Improving treatment for women with co-morbid post-traumatic stress disorder (PTSD) and alcoholism: a randomized placebo-controlled study of the FAAH inhibitor PF-04457845 in trauma-focused cognitive and behavioral therapy with exposure.

ISRCTN ISRCTN56834832
DOI https://doi.org/10.1186/ISRCTN56834832
EudraCT/CTIS number 2014-002456-90
Secondary identifying numbers 14060802, version 3
Submission date
29/07/2014
Registration date
13/08/2014
Last edited
23/10/2018
Recruitment status
Stopped
Overall study status
Stopped
Condition category
Mental and Behavioural Disorders
Prospectively registered
Protocol
Statistical analysis plan
Results
Individual participant data
Record updated in last year

Plain English summary of protocol

Background and study aims
Post-traumatic stress disorder (PTSD) is an anxiety disorder caused by the sufferer experiencing a frightening, very stressful or distressing event. Such events include being in an accident, being attacked, witnessing a violent death or being involved in a natural disaster. The condition can develop immediately after the event or weeks, months or even years later. Symptoms include reliving the experience though nightmares and flashbacks, feeling hyper alert and on edge and avoiding people or places that remind them of the event. Nearly twice as many woman than men will suffer from PTSD then men during their lifetime. Many people with PTSD turn to alcohol or illegal drugs as a way of coping with the condition. There is a strong link between PTSD and alcohol abuse disorder (a term used to describe people who abuse alcohol or are alcoholics). PTSD is much more common among people who suffer from an alcohol use disorder (AD) and tends to be more severe. PTSD sufferers are more likely to also suffer a relapse in their AD. This strong link between the two disorders suggests there may be underlying disturbances in the brain that are common to both. A treatment called cognitive behavioural therapy (CBT) with exposure has proved to be a successful in helping people with PTSD . It involves exposing the patient to the traumatic event they suffered in a safe way and enables them to cope with their feelings about it. CBT with exposure has also been recently combined with techniques to prevent relapses of drug abuse and AD to treat people with PTSDs and such substance abuse disorders (Concurrent Treatment of PTSD and Substance Use Disorders Using Prolonged Exposure (COPE)). Drugs to treat PTSDs have not proved to be very successful. However, using drugs to enhance the effects of psychological treatment may be an option. One biological system in the brain, called the endo-cannabinoid system, may be a particularly useful target for such drug treatment, as it controls feelings of pain, reward and memory. Here, we are testing out a new drug, PF-04457845 (a FAAH-inhibitor), that may be able to influence the signaling in the endo- cannabinoid system to treat women patients with PTSD and AD. The drug has been recently tested on patients with joint pain with no major side effects reported.
━━━━━━━━━━━━━━━━━━━━
#### STUDY QUESTIONS
(1) Name every example of a distressing event that the trial registration page gives as a possible cause of post-traumatic stress disorder.
(2) Set down the trial registration page text verbatim, starting at the words "Improving treatment for" and stopping after the words "therapy with exposure.".
The records come from a separate source and are unrelated to the trial registration page.
━━━━━━━━━━━━━━━━━━━━
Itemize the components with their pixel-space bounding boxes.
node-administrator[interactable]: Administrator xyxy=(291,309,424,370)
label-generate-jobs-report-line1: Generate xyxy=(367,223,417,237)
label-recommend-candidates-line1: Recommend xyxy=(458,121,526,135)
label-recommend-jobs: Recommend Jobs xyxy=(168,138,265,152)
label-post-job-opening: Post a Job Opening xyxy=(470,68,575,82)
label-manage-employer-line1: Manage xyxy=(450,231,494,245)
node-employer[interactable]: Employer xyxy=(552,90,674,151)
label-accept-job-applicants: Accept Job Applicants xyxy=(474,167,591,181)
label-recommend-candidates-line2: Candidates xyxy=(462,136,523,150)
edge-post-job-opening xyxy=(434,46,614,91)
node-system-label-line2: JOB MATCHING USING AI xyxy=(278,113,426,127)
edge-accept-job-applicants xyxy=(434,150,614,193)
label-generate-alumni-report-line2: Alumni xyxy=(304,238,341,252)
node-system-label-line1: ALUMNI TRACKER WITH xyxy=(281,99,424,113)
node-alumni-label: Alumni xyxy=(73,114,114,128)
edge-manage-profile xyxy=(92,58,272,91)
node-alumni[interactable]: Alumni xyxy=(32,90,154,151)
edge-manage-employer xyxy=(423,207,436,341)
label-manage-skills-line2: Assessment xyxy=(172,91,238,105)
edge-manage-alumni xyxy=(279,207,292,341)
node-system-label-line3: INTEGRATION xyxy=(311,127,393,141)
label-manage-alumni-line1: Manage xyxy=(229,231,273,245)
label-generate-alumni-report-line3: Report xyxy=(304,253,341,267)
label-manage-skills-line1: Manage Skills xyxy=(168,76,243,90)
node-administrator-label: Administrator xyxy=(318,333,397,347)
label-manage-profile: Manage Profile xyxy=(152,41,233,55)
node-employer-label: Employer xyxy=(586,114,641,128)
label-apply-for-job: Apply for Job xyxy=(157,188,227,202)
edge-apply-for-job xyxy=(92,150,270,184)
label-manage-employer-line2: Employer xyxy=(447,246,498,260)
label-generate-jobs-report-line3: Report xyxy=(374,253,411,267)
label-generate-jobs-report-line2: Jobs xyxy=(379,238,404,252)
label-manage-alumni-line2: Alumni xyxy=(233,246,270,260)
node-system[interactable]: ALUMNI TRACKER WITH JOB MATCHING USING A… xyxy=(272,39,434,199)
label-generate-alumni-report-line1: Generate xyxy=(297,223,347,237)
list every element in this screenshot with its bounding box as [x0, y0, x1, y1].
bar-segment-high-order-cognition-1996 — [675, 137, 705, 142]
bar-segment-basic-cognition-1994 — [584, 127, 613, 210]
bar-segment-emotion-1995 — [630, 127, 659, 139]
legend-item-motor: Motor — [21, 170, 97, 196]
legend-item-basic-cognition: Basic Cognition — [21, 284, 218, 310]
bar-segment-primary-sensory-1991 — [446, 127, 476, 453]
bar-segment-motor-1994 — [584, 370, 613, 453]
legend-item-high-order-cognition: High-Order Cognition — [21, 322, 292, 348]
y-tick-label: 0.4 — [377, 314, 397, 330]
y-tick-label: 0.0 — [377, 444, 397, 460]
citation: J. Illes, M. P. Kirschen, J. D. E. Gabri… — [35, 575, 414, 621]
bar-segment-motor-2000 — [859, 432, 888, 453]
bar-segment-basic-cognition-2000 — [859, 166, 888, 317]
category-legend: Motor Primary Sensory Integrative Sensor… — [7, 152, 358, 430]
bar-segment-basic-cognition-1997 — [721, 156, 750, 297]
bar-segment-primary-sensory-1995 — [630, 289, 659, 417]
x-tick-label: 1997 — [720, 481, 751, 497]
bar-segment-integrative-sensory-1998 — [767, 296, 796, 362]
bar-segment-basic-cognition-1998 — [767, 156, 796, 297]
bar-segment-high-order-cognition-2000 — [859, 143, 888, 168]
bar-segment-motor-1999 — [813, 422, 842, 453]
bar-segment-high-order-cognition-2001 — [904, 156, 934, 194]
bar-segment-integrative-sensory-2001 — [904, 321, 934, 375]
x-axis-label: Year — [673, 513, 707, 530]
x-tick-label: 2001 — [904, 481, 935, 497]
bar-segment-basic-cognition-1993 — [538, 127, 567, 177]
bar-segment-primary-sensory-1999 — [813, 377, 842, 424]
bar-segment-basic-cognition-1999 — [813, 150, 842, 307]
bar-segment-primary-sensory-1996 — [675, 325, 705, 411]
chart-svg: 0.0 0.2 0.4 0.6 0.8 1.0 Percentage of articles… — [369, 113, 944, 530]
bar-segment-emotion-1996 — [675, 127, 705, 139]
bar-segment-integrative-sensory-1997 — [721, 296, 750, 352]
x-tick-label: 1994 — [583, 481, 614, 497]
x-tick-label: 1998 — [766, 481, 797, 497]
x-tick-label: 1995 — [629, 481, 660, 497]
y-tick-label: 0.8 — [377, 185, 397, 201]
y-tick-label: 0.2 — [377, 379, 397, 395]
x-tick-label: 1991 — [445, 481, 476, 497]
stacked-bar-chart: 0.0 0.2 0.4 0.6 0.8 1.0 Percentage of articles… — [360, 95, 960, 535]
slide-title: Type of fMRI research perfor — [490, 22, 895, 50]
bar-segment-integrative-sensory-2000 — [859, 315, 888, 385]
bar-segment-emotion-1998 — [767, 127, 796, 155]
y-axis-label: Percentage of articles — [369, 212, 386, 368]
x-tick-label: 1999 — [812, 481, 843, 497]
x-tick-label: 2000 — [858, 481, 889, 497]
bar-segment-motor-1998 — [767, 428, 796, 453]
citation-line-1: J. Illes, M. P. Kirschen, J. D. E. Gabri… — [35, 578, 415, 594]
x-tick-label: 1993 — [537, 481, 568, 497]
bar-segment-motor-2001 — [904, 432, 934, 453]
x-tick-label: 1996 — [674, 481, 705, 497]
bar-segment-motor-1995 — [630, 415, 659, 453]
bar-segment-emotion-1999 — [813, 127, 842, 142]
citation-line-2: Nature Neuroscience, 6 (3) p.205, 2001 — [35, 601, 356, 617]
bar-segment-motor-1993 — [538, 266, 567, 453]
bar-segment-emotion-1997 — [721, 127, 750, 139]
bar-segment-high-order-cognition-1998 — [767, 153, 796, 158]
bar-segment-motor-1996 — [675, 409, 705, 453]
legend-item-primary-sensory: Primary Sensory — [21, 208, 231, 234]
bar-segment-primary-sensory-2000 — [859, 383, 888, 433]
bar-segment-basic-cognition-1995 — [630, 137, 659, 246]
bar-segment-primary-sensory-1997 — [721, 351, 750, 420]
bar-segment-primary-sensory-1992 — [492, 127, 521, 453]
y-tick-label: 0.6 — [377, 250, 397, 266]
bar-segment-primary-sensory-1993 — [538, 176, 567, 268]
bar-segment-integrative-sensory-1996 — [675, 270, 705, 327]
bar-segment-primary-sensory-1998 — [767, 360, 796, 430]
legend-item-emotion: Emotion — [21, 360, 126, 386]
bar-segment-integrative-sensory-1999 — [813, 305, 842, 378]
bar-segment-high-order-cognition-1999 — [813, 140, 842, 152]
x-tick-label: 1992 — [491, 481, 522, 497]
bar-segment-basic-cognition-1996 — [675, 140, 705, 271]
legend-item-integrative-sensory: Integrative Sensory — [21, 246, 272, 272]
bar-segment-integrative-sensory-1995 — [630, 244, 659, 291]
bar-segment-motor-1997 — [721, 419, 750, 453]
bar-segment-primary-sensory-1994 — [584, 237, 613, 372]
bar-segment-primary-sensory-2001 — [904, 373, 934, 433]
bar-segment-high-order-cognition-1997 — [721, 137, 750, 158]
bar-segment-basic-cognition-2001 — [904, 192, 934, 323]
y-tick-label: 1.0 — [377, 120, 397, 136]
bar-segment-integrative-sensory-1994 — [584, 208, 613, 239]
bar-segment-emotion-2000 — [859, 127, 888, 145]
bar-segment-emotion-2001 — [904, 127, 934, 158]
━━━━━━━━━━━━━━━━━━━━
#### RESPONSES TO THE EXERCISE
(1)
- Being in an accident
- Being attacked
- Witnessing a violent death
- Being involved in a natural disaster

(2)
Improving treatment for women with co-morbid post-traumatic stress disorder (PTSD) and alcoholism: a randomized placebo-controlled study of the FAAH inhibitor PF-04457845 in trauma-focused cognitive and behavioral therapy with exposure.